Data —
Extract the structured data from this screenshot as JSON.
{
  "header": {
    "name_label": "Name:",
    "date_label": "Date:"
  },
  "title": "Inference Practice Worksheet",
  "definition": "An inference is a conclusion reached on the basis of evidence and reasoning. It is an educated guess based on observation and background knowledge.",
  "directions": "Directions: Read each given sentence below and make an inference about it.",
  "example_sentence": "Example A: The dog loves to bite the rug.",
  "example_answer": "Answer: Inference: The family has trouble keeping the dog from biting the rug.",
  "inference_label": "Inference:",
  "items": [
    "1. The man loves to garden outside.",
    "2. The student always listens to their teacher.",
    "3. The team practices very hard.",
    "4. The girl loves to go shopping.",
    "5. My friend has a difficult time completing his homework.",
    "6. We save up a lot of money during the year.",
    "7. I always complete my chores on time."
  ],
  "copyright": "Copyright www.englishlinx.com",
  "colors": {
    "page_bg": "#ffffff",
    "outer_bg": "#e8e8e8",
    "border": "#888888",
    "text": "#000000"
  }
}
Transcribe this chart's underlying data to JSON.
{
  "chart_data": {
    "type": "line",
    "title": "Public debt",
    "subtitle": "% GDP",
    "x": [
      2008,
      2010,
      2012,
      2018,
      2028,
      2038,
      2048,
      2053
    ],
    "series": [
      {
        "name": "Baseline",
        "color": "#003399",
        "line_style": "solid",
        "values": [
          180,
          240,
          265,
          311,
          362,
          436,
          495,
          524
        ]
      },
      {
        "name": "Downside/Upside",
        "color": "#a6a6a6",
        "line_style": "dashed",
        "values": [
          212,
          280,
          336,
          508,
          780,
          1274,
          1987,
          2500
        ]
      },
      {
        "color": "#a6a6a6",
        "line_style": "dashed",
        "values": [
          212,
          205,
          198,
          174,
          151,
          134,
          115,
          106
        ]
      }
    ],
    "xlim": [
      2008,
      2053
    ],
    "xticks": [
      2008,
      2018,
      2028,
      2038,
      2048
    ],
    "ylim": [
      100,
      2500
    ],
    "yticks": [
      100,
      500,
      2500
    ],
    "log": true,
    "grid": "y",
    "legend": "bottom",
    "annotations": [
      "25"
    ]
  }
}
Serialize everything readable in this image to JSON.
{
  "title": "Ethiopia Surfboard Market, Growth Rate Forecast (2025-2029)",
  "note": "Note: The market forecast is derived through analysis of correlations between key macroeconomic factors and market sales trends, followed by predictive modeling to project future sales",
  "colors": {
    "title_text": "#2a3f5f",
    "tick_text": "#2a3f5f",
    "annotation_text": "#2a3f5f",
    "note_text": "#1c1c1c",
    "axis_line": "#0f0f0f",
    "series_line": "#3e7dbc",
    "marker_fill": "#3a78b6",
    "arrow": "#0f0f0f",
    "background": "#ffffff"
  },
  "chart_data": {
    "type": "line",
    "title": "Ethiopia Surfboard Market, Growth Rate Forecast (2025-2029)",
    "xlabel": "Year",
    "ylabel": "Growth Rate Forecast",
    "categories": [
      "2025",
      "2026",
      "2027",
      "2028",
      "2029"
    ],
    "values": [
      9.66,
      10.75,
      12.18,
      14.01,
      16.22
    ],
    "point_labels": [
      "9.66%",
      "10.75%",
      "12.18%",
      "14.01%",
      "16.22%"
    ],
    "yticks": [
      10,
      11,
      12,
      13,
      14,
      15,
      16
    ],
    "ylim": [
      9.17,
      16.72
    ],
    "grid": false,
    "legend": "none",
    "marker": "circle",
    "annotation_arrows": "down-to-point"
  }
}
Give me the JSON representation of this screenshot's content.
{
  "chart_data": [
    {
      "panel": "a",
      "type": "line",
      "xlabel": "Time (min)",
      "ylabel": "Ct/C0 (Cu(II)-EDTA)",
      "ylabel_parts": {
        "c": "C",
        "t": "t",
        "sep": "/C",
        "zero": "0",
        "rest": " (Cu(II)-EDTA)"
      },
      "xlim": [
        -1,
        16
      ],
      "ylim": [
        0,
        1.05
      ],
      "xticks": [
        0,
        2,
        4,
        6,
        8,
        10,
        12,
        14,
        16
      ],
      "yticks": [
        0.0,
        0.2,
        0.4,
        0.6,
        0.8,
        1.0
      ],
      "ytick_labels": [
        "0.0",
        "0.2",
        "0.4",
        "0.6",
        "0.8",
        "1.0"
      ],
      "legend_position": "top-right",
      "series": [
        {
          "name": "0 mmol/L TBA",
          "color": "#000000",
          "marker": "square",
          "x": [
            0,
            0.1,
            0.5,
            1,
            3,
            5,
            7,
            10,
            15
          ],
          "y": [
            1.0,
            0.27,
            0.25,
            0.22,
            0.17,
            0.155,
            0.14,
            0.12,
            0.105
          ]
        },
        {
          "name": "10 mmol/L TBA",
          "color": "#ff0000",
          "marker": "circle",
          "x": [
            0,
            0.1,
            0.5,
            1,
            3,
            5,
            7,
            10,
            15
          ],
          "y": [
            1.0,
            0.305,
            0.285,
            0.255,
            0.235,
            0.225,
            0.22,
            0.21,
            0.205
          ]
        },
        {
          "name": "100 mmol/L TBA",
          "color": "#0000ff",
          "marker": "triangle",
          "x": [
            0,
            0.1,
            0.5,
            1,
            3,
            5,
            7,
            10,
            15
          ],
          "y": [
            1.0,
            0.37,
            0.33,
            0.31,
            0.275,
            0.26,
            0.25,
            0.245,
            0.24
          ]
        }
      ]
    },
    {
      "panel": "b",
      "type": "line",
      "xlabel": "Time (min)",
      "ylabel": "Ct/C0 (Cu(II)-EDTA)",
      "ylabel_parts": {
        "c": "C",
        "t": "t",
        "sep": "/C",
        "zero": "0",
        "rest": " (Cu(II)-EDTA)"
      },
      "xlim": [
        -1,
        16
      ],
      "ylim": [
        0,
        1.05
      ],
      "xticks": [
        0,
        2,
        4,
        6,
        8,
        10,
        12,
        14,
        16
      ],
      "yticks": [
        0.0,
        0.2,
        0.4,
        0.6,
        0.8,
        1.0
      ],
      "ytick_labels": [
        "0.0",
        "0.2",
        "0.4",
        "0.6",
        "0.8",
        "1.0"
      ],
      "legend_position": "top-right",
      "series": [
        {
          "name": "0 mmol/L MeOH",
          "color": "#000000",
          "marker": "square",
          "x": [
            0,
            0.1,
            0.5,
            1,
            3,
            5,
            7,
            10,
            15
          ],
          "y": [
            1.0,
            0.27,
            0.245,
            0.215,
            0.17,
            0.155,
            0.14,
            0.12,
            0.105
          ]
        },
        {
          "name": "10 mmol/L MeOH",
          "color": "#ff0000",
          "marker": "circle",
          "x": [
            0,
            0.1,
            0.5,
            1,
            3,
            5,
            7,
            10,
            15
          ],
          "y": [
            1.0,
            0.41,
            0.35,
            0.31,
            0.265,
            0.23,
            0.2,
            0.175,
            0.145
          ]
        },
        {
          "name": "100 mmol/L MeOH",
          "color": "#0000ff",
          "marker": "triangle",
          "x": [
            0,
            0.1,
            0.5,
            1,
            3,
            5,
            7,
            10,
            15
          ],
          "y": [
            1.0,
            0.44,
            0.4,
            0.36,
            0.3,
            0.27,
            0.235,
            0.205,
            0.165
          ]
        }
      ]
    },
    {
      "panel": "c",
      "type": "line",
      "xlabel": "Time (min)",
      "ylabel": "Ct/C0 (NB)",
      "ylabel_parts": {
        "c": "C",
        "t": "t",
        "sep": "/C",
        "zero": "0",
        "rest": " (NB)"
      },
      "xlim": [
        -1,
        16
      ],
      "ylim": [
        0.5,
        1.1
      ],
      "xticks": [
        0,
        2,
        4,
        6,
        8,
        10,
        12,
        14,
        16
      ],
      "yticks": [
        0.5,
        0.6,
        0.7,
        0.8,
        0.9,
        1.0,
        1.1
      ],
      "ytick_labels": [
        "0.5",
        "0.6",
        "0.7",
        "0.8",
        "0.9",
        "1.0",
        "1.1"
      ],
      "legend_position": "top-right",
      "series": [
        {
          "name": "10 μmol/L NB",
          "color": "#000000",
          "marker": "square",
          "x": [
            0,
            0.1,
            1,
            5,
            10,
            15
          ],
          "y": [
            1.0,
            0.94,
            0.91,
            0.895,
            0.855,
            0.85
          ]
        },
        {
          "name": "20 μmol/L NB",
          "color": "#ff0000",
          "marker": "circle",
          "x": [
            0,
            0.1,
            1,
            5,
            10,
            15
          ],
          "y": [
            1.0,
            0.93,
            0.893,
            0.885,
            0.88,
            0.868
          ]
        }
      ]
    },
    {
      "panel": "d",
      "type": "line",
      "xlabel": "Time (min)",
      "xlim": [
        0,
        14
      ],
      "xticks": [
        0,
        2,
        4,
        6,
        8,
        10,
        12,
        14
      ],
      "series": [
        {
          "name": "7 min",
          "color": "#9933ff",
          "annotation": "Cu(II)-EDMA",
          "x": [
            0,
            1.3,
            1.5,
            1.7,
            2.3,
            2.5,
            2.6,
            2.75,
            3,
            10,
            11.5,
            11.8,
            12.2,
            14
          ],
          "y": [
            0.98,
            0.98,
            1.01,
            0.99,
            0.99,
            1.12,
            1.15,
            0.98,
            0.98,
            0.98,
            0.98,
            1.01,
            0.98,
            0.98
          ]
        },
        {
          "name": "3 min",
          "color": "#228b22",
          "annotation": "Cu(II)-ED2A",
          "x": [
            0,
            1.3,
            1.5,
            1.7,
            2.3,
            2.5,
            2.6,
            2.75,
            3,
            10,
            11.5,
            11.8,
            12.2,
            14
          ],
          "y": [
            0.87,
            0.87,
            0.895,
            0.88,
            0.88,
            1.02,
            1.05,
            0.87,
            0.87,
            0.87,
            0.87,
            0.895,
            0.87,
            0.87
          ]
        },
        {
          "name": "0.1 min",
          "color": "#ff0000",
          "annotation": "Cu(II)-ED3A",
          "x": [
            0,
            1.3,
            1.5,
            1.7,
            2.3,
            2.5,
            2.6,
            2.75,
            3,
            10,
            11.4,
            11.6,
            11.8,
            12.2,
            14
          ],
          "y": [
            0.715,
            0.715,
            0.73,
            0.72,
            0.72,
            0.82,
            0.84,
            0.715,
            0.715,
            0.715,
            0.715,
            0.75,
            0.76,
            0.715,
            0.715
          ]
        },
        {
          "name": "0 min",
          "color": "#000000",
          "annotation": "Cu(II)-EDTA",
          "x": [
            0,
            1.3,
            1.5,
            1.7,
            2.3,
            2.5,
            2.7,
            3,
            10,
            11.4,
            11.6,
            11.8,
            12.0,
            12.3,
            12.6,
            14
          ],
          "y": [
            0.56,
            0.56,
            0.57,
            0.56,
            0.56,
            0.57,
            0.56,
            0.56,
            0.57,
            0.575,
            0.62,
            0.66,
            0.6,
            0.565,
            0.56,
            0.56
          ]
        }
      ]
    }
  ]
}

What you will do — Copy out each line of the data containing the string "Growth".

Solution to this exercise —
  "title": "Ethiopia Surfboard Market, Growth Rate Forecast (2025-2029)",
    "title": "Ethiopia Surfboard Market, Growth Rate Forecast (2025-2029)",
    "ylabel": "Growth Rate Forecast",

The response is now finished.